[Stored records]
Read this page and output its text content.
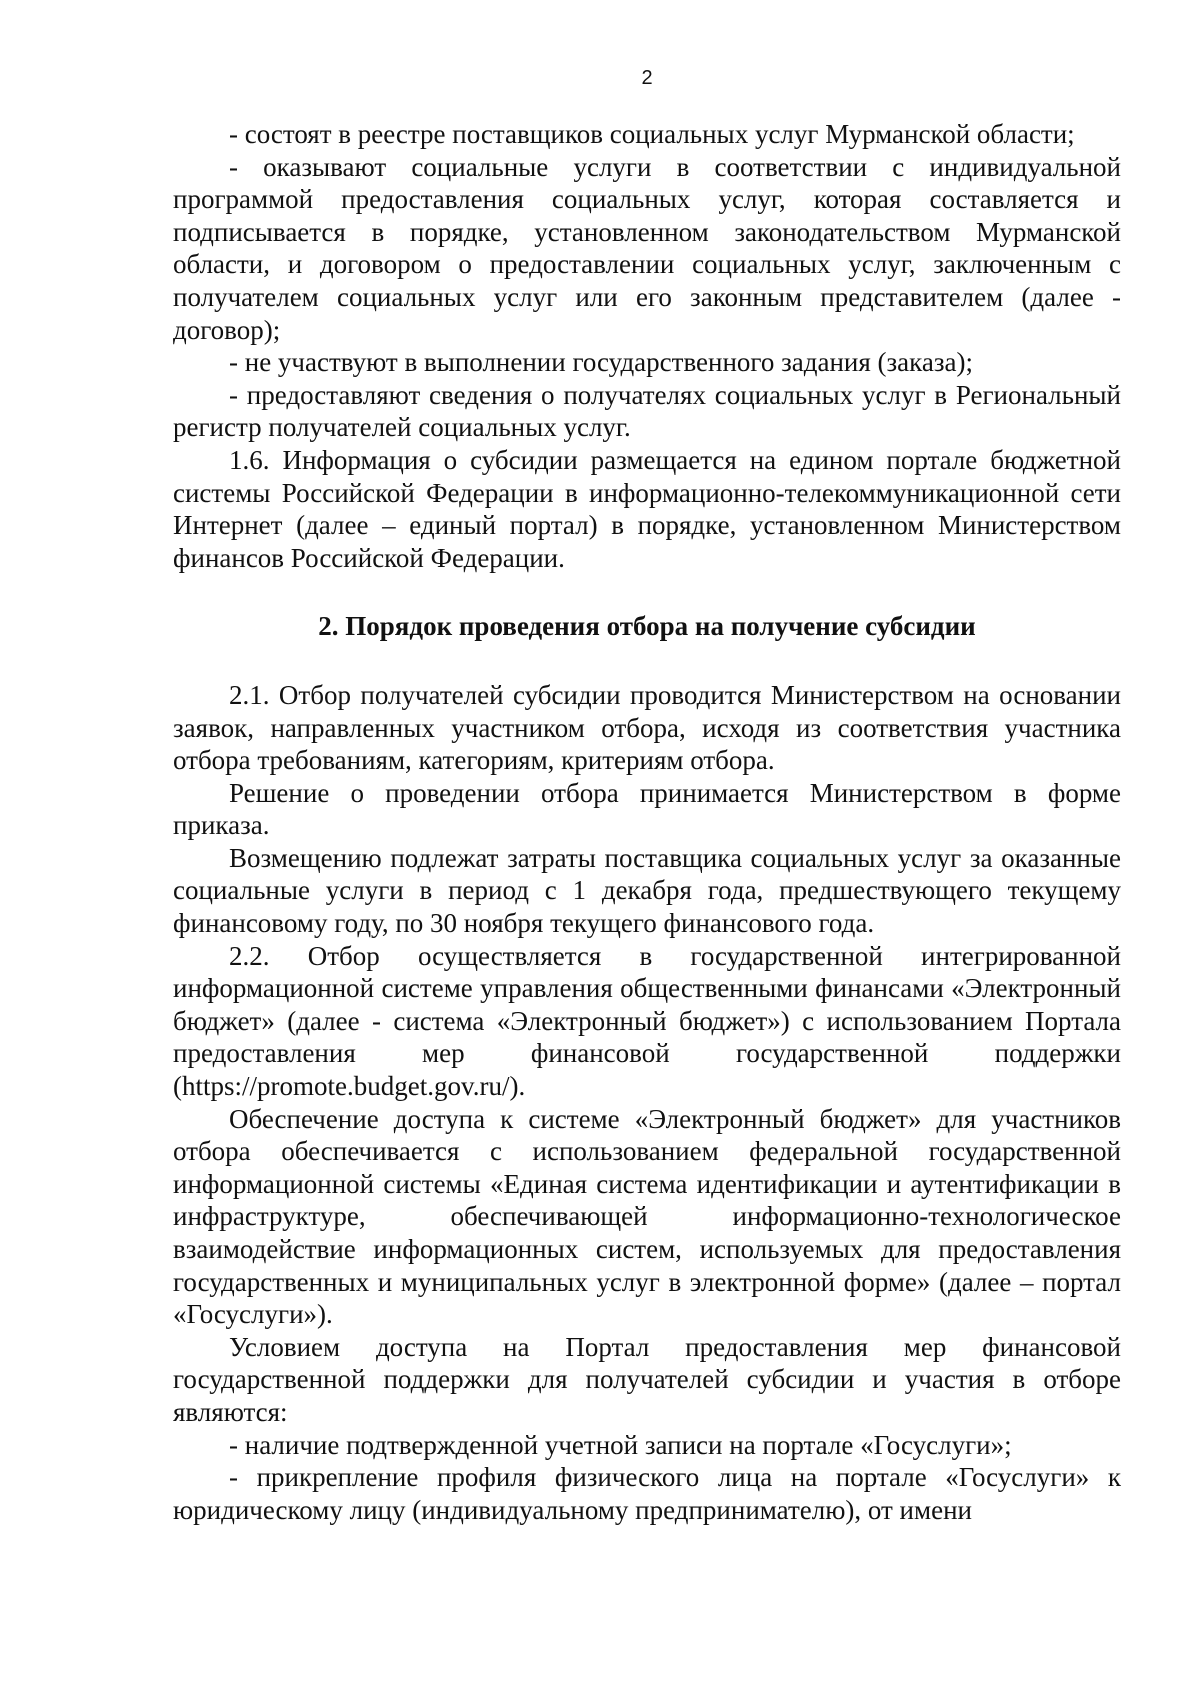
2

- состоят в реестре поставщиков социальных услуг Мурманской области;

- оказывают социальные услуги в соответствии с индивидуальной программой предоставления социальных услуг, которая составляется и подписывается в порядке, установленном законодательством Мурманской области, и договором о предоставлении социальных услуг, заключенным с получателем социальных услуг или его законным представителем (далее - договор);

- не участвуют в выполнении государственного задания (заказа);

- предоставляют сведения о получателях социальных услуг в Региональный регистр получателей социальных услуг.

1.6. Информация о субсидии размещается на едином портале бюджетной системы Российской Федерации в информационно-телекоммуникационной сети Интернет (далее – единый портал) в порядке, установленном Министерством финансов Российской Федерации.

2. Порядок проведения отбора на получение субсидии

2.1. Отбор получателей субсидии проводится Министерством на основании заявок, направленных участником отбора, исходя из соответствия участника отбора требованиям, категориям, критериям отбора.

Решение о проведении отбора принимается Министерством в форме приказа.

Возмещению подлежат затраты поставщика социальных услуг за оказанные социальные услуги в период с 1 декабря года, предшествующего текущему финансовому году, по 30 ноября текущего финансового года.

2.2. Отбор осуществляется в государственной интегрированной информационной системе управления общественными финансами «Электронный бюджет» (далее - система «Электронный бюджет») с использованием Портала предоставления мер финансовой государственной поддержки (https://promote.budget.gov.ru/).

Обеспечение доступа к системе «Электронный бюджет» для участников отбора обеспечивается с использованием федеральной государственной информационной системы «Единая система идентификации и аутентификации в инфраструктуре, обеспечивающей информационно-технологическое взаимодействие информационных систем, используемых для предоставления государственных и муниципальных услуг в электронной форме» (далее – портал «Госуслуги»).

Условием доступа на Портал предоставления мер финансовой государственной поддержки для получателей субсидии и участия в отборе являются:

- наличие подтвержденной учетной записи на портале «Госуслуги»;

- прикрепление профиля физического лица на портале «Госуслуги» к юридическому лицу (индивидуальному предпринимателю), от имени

DIRECTIONS: Exactly how many lines in the data above contain the word "Мурманской"? Respond with the number and nothing more.

SOLUTION BELOW: 2